Extracted data entries »
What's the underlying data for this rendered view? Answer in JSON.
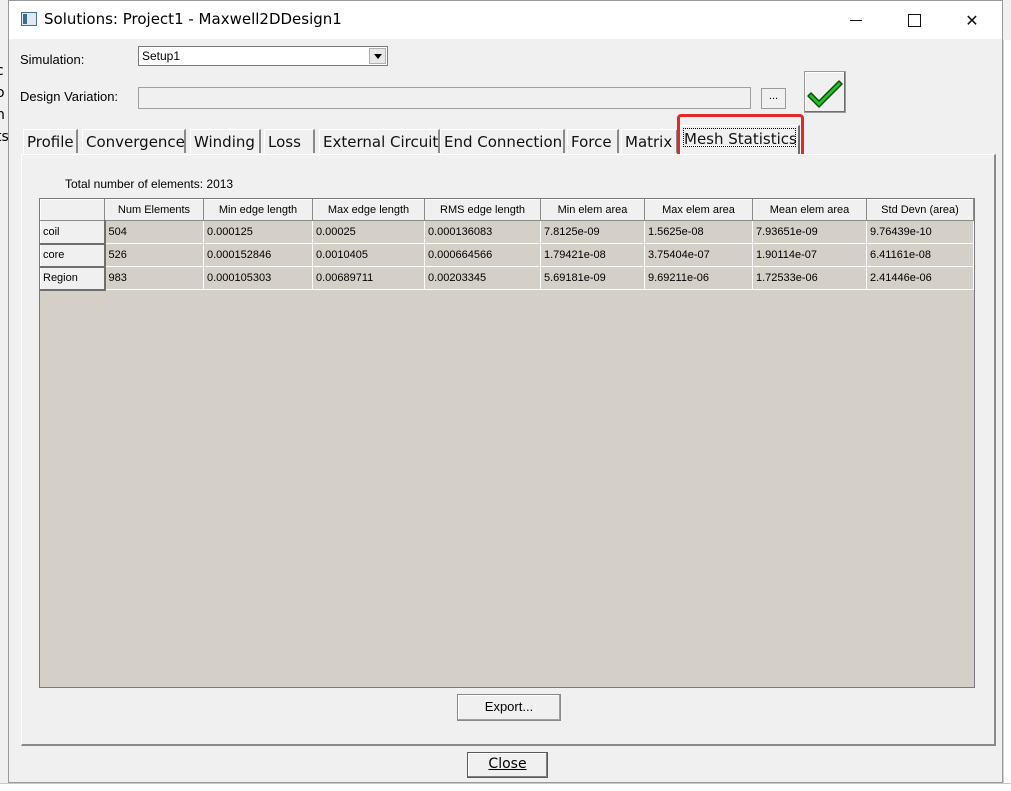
{
  "background": {
    "left_fragments": [
      "c",
      "o",
      "n",
      "ts"
    ]
  },
  "window": {
    "title": "Solutions: Project1 - Maxwell2DDesign1",
    "minimize_glyph": "",
    "maximize_glyph": "",
    "close_glyph": "✕"
  },
  "form": {
    "simulation_label": "Simulation:",
    "simulation_value": "Setup1",
    "design_variation_label": "Design Variation:",
    "design_variation_value": "",
    "browse_label": "...",
    "status_icon": "green-checkmark-icon",
    "status_color": "#22c322"
  },
  "tabs": [
    {
      "label": "Profile",
      "active": false
    },
    {
      "label": "Convergence",
      "active": false
    },
    {
      "label": "Winding",
      "active": false
    },
    {
      "label": "Loss",
      "active": false
    },
    {
      "label": "External Circuit",
      "active": false
    },
    {
      "label": "End Connection",
      "active": false
    },
    {
      "label": "Force",
      "active": false
    },
    {
      "label": "Matrix",
      "active": false
    },
    {
      "label": "Mesh Statistics",
      "active": true
    }
  ],
  "highlight_color": "#e02a2a",
  "mesh": {
    "total_label": "Total number of elements:  2013",
    "columns": [
      "Num Elements",
      "Min edge length",
      "Max edge length",
      "RMS edge length",
      "Min elem area",
      "Max elem area",
      "Mean elem area",
      "Std Devn (area)"
    ],
    "rows": [
      {
        "name": "coil",
        "values": [
          "504",
          "0.000125",
          "0.00025",
          "0.000136083",
          "7.8125e-09",
          "1.5625e-08",
          "7.93651e-09",
          "9.76439e-10"
        ]
      },
      {
        "name": "core",
        "values": [
          "526",
          "0.000152846",
          "0.0010405",
          "0.000664566",
          "1.79421e-08",
          "3.75404e-07",
          "1.90114e-07",
          "6.41161e-08"
        ]
      },
      {
        "name": "Region",
        "values": [
          "983",
          "0.000105303",
          "0.00689711",
          "0.00203345",
          "5.69181e-09",
          "9.69211e-06",
          "1.72533e-06",
          "2.41446e-06"
        ]
      }
    ]
  },
  "buttons": {
    "export_label": "Export...",
    "close_label": "Close"
  }
}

BRIEF » Images should not appear in the copy; retype the listing above exactly.

TASK SOLUTION »
What's the underlying data for this rendered view? Answer in JSON.
{
  "background": {
    "left_fragments": [
      "c",
      "o",
      "n",
      "ts"
    ]
  },
  "window": {
    "title": "Solutions: Project1 - Maxwell2DDesign1",
    "minimize_glyph": "",
    "maximize_glyph": "",
    "close_glyph": "✕"
  },
  "form": {
    "simulation_label": "Simulation:",
    "simulation_value": "Setup1",
    "design_variation_label": "Design Variation:",
    "design_variation_value": "",
    "browse_label": "...",
    "status_icon": "green-checkmark-icon",
    "status_color": "#22c322"
  },
  "tabs": [
    {
      "label": "Profile",
      "active": false
    },
    {
      "label": "Convergence",
      "active": false
    },
    {
      "label": "Winding",
      "active": false
    },
    {
      "label": "Loss",
      "active": false
    },
    {
      "label": "External Circuit",
      "active": false
    },
    {
      "label": "End Connection",
      "active": false
    },
    {
      "label": "Force",
      "active": false
    },
    {
      "label": "Matrix",
      "active": false
    },
    {
      "label": "Mesh Statistics",
      "active": true
    }
  ],
  "highlight_color": "#e02a2a",
  "mesh": {
    "total_label": "Total number of elements:  2013",
    "columns": [
      "Num Elements",
      "Min edge length",
      "Max edge length",
      "RMS edge length",
      "Min elem area",
      "Max elem area",
      "Mean elem area",
      "Std Devn (area)"
    ],
    "rows": [
      {
        "name": "coil",
        "values": [
          "504",
          "0.000125",
          "0.00025",
          "0.000136083",
          "7.8125e-09",
          "1.5625e-08",
          "7.93651e-09",
          "9.76439e-10"
        ]
      },
      {
        "name": "core",
        "values": [
          "526",
          "0.000152846",
          "0.0010405",
          "0.000664566",
          "1.79421e-08",
          "3.75404e-07",
          "1.90114e-07",
          "6.41161e-08"
        ]
      },
      {
        "name": "Region",
        "values": [
          "983",
          "0.000105303",
          "0.00689711",
          "0.00203345",
          "5.69181e-09",
          "9.69211e-06",
          "1.72533e-06",
          "2.41446e-06"
        ]
      }
    ]
  },
  "buttons": {
    "export_label": "Export...",
    "close_label": "Close"
  }
}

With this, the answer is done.